• [PROVIDED DATA]:
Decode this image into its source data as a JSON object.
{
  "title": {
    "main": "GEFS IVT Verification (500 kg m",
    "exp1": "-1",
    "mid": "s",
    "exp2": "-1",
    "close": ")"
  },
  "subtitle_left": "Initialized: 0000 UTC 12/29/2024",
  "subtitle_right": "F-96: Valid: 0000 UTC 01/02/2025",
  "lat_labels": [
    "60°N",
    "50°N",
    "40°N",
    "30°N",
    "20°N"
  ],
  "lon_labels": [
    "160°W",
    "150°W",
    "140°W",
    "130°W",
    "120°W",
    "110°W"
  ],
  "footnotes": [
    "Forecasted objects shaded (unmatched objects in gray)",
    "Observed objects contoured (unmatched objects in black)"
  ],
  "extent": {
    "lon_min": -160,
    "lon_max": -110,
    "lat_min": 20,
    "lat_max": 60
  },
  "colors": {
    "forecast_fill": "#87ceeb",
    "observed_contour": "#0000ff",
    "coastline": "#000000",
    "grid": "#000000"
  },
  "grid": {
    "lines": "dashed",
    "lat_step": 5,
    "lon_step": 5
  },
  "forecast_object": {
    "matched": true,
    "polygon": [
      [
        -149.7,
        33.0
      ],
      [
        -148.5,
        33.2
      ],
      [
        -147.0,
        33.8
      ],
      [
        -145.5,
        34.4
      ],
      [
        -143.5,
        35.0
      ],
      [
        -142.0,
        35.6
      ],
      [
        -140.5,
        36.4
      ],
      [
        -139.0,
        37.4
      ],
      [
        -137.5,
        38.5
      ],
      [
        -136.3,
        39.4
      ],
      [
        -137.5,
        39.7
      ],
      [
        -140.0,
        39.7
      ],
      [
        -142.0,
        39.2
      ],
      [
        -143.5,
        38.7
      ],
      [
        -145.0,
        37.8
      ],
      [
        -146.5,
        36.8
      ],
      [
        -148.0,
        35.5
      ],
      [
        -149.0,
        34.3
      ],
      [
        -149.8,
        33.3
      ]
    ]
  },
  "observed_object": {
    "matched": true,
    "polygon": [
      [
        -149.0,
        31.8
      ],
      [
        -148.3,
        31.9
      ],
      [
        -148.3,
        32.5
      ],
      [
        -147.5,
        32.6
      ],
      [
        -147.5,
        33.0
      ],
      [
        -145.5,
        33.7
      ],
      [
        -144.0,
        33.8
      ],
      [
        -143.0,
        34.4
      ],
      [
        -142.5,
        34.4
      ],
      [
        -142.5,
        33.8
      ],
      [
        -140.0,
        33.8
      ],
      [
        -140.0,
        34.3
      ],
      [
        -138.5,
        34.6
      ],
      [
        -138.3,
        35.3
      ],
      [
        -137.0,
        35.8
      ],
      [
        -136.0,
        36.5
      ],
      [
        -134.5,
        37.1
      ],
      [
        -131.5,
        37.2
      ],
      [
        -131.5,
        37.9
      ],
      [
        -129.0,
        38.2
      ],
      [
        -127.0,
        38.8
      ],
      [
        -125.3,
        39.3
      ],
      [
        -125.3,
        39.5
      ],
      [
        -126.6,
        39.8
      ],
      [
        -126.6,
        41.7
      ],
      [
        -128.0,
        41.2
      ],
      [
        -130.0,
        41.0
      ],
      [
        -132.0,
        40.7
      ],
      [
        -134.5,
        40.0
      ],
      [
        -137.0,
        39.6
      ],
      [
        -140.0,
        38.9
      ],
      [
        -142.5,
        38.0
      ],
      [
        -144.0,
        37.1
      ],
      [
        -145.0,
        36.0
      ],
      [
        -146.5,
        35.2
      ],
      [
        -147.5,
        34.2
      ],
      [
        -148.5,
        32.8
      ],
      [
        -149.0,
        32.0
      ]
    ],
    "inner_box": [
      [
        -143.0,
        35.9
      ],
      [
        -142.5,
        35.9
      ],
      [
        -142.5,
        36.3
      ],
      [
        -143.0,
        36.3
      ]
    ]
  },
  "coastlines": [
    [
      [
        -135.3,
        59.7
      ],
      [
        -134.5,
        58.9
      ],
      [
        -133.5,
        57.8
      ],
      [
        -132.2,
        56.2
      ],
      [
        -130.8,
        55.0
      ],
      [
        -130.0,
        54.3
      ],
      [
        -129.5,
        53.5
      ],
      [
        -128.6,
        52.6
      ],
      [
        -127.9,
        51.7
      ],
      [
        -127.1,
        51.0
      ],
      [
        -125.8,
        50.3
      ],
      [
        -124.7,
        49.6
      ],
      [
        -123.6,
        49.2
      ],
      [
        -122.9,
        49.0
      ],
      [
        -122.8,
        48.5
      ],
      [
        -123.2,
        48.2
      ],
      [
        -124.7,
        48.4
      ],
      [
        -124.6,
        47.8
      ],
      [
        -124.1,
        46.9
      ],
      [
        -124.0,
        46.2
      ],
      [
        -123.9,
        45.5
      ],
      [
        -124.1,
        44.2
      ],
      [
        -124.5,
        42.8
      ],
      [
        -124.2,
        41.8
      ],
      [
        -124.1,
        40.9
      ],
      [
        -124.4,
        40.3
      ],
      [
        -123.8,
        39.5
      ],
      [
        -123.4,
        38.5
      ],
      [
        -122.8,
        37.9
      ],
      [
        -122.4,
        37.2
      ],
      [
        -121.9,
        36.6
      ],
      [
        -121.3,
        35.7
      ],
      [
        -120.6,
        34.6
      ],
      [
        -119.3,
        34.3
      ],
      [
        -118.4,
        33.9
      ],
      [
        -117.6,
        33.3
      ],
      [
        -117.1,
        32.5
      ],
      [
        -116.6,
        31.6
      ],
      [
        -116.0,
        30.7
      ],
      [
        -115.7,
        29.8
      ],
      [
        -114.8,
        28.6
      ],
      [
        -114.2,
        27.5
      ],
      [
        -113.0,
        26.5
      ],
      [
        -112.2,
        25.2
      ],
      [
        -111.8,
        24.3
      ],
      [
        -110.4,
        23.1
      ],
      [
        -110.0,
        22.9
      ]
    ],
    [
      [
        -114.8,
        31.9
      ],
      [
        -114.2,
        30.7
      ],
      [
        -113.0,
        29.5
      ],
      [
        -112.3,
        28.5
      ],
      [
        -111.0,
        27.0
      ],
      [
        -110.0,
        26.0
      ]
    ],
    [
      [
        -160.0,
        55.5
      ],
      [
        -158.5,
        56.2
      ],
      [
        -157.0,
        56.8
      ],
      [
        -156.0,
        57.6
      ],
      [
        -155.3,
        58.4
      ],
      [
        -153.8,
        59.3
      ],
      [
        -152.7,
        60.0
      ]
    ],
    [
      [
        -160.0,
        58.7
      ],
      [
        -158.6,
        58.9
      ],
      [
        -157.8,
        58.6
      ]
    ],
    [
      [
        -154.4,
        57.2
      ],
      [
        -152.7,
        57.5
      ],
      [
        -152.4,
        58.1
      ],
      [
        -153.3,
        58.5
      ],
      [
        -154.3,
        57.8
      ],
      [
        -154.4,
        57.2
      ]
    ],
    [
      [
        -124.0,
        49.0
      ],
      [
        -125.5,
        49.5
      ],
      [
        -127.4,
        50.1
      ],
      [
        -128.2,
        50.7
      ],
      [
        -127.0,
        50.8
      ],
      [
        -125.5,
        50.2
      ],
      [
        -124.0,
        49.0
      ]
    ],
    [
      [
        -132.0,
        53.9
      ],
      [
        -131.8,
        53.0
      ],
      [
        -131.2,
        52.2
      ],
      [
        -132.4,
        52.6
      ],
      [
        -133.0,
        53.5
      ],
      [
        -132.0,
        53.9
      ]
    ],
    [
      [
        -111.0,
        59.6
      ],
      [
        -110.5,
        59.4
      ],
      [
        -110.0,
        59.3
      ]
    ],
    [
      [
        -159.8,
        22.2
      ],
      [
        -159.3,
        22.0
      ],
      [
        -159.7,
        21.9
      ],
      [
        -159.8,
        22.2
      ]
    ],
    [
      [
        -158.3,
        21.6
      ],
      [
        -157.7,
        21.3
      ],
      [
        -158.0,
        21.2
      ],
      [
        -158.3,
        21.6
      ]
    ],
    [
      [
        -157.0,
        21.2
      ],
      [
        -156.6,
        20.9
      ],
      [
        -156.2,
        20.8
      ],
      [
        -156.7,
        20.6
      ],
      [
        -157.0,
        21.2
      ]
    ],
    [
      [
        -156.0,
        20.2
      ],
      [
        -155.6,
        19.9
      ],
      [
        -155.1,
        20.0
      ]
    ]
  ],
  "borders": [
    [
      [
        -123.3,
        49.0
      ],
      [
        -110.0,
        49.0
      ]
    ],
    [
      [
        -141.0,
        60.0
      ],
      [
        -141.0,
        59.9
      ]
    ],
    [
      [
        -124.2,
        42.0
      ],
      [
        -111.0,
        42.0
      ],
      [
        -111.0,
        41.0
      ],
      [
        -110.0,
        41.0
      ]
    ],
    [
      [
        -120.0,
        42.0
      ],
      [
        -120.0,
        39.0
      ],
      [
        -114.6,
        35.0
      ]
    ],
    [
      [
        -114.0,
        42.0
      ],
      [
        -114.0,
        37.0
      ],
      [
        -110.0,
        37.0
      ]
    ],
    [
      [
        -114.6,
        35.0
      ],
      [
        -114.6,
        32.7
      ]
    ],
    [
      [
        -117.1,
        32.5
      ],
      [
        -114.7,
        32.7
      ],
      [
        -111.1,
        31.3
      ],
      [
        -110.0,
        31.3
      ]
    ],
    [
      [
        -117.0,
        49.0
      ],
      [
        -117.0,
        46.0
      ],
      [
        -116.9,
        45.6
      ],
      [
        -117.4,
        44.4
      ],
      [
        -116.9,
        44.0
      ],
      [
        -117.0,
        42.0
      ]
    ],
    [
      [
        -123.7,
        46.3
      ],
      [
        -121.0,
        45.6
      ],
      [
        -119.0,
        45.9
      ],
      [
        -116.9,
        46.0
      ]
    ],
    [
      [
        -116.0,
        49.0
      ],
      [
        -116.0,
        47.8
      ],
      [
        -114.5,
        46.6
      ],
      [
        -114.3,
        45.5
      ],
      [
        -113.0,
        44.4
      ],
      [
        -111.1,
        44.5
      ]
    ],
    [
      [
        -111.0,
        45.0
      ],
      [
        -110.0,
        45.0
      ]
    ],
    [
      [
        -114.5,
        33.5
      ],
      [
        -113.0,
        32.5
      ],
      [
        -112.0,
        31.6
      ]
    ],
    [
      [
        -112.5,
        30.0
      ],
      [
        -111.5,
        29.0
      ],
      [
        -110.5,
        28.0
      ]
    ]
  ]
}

• [THE PROBLEM]: Note every line above where the string "objects" shows up, and copy those lines.

• [RESULT]:
    "Forecasted objects shaded (unmatched objects in gray)",
    "Observed objects contoured (unmatched objects in black)"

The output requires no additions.